--- Begin ---
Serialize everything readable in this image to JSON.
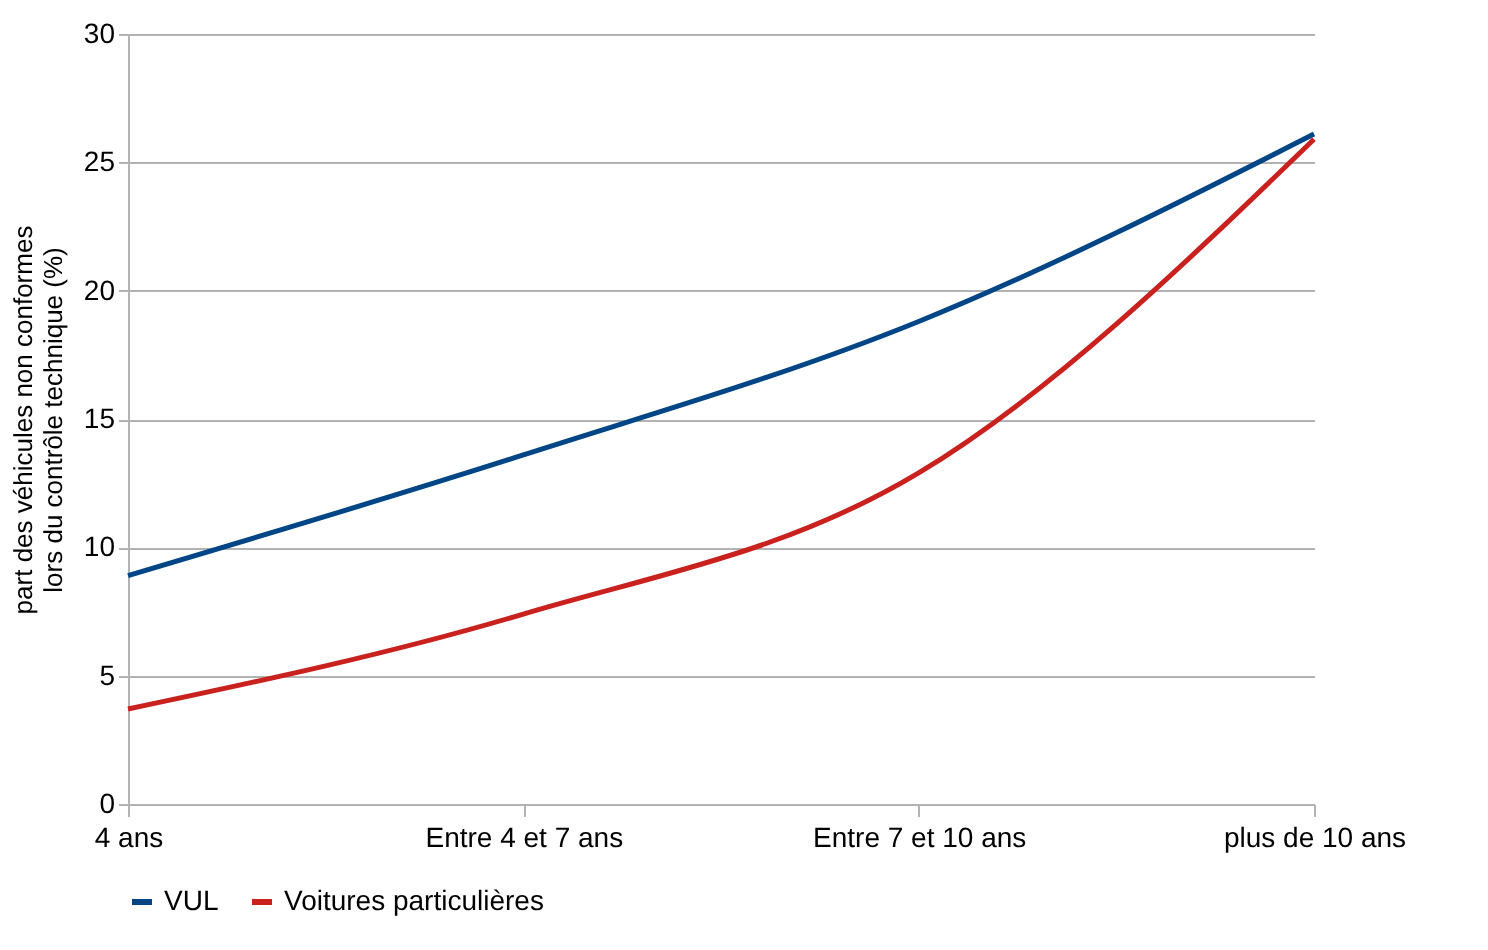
{
  "chart_data": {
    "type": "line",
    "ylabel": "part des véhicules non conformes\nlors du contrôle technique (%)",
    "categories": [
      "4 ans",
      "Entre 4 et 7 ans",
      "Entre 7 et 10 ans",
      "plus de 10 ans"
    ],
    "series": [
      {
        "name": "VUL",
        "color": "#004586",
        "values": [
          8.9,
          13.6,
          18.8,
          26.1
        ]
      },
      {
        "name": "Voitures particulières",
        "color": "#c9211e",
        "values": [
          3.7,
          7.4,
          12.9,
          25.9
        ]
      }
    ],
    "ylim": [
      0,
      30
    ],
    "yticks": [
      0,
      5,
      10,
      15,
      20,
      25,
      30
    ],
    "grid": "y",
    "legend": "bottom",
    "marker": "none",
    "line_style": "solid"
  }
}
--- End ---
_Written instruction_: Pick out the lines containing the string "name" and show them.

_Result of this exercise_:
        "name": "VUL",
        "name": "Voitures particulières",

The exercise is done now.